# [Set task]
Read the records and write them out again exactly.

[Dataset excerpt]
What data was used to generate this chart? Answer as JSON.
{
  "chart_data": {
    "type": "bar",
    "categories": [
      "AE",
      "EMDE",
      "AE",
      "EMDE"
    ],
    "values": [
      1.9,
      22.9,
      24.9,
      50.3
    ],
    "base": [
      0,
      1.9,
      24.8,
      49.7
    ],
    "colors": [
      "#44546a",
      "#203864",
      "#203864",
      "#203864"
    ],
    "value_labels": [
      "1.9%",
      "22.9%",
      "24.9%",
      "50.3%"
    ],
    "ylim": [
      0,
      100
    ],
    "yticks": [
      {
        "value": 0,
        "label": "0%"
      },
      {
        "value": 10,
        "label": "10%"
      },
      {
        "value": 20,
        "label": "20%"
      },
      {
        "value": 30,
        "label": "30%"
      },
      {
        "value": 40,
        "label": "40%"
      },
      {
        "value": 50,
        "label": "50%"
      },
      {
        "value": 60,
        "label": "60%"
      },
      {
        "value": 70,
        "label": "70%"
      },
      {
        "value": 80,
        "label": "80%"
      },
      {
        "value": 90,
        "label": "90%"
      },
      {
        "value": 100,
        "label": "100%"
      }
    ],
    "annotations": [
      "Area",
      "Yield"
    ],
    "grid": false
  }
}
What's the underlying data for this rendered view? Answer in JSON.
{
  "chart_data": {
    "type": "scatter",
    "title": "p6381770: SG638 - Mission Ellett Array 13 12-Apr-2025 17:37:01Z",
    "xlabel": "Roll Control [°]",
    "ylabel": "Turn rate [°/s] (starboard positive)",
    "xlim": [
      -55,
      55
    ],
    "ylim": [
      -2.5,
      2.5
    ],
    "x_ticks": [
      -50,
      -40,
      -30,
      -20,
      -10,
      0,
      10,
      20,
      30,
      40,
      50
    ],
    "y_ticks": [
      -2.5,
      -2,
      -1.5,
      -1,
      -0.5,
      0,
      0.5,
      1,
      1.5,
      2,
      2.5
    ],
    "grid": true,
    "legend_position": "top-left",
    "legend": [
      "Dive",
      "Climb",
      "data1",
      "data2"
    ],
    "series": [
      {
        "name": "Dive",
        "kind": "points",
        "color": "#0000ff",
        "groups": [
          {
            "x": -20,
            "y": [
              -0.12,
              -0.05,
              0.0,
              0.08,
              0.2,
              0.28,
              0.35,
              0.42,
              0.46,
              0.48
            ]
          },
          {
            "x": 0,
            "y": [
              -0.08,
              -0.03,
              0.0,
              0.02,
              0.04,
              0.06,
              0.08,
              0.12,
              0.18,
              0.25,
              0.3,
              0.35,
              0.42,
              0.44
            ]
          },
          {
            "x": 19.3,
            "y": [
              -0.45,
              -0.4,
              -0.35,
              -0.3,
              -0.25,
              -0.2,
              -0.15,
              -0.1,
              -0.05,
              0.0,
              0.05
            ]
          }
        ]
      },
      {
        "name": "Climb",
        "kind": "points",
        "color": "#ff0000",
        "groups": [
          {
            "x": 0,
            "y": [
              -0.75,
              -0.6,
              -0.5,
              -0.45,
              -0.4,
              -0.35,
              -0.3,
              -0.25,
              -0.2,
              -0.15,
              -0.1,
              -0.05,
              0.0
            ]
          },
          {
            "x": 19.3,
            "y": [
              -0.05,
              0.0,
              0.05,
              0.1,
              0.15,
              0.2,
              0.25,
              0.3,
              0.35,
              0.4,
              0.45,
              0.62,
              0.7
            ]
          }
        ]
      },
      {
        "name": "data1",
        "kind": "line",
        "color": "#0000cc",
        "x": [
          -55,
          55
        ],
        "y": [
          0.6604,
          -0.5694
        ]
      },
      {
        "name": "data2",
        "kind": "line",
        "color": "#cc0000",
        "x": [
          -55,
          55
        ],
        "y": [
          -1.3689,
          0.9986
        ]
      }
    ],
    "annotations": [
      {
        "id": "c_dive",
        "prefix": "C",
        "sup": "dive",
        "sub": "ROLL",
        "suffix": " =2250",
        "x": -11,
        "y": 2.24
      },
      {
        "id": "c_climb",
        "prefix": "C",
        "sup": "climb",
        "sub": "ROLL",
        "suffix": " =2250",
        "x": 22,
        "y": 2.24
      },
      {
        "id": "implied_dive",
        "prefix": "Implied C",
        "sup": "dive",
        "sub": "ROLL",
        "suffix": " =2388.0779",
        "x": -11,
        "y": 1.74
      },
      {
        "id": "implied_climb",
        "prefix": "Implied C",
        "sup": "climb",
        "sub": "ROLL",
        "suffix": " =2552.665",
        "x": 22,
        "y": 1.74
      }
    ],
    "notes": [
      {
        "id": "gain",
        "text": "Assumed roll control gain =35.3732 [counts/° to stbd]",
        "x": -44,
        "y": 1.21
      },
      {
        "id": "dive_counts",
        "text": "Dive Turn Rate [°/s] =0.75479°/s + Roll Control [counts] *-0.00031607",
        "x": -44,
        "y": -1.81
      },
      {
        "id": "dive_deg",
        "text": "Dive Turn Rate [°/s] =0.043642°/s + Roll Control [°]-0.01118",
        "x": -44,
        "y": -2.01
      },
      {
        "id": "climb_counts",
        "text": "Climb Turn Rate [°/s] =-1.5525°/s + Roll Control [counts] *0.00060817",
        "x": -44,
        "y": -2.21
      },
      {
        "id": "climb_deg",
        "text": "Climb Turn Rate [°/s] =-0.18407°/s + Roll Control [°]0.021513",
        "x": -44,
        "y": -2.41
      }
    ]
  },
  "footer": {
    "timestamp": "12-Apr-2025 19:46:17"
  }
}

# [Solution to the exercise]
What data was used to generate this chart? Answer as JSON.
{
  "chart_data": {
    "type": "bar",
    "categories": [
      "AE",
      "EMDE",
      "AE",
      "EMDE"
    ],
    "values": [
      1.9,
      22.9,
      24.9,
      50.3
    ],
    "base": [
      0,
      1.9,
      24.8,
      49.7
    ],
    "colors": [
      "#44546a",
      "#203864",
      "#203864",
      "#203864"
    ],
    "value_labels": [
      "1.9%",
      "22.9%",
      "24.9%",
      "50.3%"
    ],
    "ylim": [
      0,
      100
    ],
    "yticks": [
      {
        "value": 0,
        "label": "0%"
      },
      {
        "value": 10,
        "label": "10%"
      },
      {
        "value": 20,
        "label": "20%"
      },
      {
        "value": 30,
        "label": "30%"
      },
      {
        "value": 40,
        "label": "40%"
      },
      {
        "value": 50,
        "label": "50%"
      },
      {
        "value": 60,
        "label": "60%"
      },
      {
        "value": 70,
        "label": "70%"
      },
      {
        "value": 80,
        "label": "80%"
      },
      {
        "value": 90,
        "label": "90%"
      },
      {
        "value": 100,
        "label": "100%"
      }
    ],
    "annotations": [
      "Area",
      "Yield"
    ],
    "grid": false
  }
}
What's the underlying data for this rendered view? Answer in JSON.
{
  "chart_data": {
    "type": "scatter",
    "title": "p6381770: SG638 - Mission Ellett Array 13 12-Apr-2025 17:37:01Z",
    "xlabel": "Roll Control [°]",
    "ylabel": "Turn rate [°/s] (starboard positive)",
    "xlim": [
      -55,
      55
    ],
    "ylim": [
      -2.5,
      2.5
    ],
    "x_ticks": [
      -50,
      -40,
      -30,
      -20,
      -10,
      0,
      10,
      20,
      30,
      40,
      50
    ],
    "y_ticks": [
      -2.5,
      -2,
      -1.5,
      -1,
      -0.5,
      0,
      0.5,
      1,
      1.5,
      2,
      2.5
    ],
    "grid": true,
    "legend_position": "top-left",
    "legend": [
      "Dive",
      "Climb",
      "data1",
      "data2"
    ],
    "series": [
      {
        "name": "Dive",
        "kind": "points",
        "color": "#0000ff",
        "groups": [
          {
            "x": -20,
            "y": [
              -0.12,
              -0.05,
              0.0,
              0.08,
              0.2,
              0.28,
              0.35,
              0.42,
              0.46,
              0.48
            ]
          },
          {
            "x": 0,
            "y": [
              -0.08,
              -0.03,
              0.0,
              0.02,
              0.04,
              0.06,
              0.08,
              0.12,
              0.18,
              0.25,
              0.3,
              0.35,
              0.42,
              0.44
            ]
          },
          {
            "x": 19.3,
            "y": [
              -0.45,
              -0.4,
              -0.35,
              -0.3,
              -0.25,
              -0.2,
              -0.15,
              -0.1,
              -0.05,
              0.0,
              0.05
            ]
          }
        ]
      },
      {
        "name": "Climb",
        "kind": "points",
        "color": "#ff0000",
        "groups": [
          {
            "x": 0,
            "y": [
              -0.75,
              -0.6,
              -0.5,
              -0.45,
              -0.4,
              -0.35,
              -0.3,
              -0.25,
              -0.2,
              -0.15,
              -0.1,
              -0.05,
              0.0
            ]
          },
          {
            "x": 19.3,
            "y": [
              -0.05,
              0.0,
              0.05,
              0.1,
              0.15,
              0.2,
              0.25,
              0.3,
              0.35,
              0.4,
              0.45,
              0.62,
              0.7
            ]
          }
        ]
      },
      {
        "name": "data1",
        "kind": "line",
        "color": "#0000cc",
        "x": [
          -55,
          55
        ],
        "y": [
          0.6604,
          -0.5694
        ]
      },
      {
        "name": "data2",
        "kind": "line",
        "color": "#cc0000",
        "x": [
          -55,
          55
        ],
        "y": [
          -1.3689,
          0.9986
        ]
      }
    ],
    "annotations": [
      {
        "id": "c_dive",
        "prefix": "C",
        "sup": "dive",
        "sub": "ROLL",
        "suffix": " =2250",
        "x": -11,
        "y": 2.24
      },
      {
        "id": "c_climb",
        "prefix": "C",
        "sup": "climb",
        "sub": "ROLL",
        "suffix": " =2250",
        "x": 22,
        "y": 2.24
      },
      {
        "id": "implied_dive",
        "prefix": "Implied C",
        "sup": "dive",
        "sub": "ROLL",
        "suffix": " =2388.0779",
        "x": -11,
        "y": 1.74
      },
      {
        "id": "implied_climb",
        "prefix": "Implied C",
        "sup": "climb",
        "sub": "ROLL",
        "suffix": " =2552.665",
        "x": 22,
        "y": 1.74
      }
    ],
    "notes": [
      {
        "id": "gain",
        "text": "Assumed roll control gain =35.3732 [counts/° to stbd]",
        "x": -44,
        "y": 1.21
      },
      {
        "id": "dive_counts",
        "text": "Dive Turn Rate [°/s] =0.75479°/s + Roll Control [counts] *-0.00031607",
        "x": -44,
        "y": -1.81
      },
      {
        "id": "dive_deg",
        "text": "Dive Turn Rate [°/s] =0.043642°/s + Roll Control [°]-0.01118",
        "x": -44,
        "y": -2.01
      },
      {
        "id": "climb_counts",
        "text": "Climb Turn Rate [°/s] =-1.5525°/s + Roll Control [counts] *0.00060817",
        "x": -44,
        "y": -2.21
      },
      {
        "id": "climb_deg",
        "text": "Climb Turn Rate [°/s] =-0.18407°/s + Roll Control [°]0.021513",
        "x": -44,
        "y": -2.41
      }
    ]
  },
  "footer": {
    "timestamp": "12-Apr-2025 19:46:17"
  }
}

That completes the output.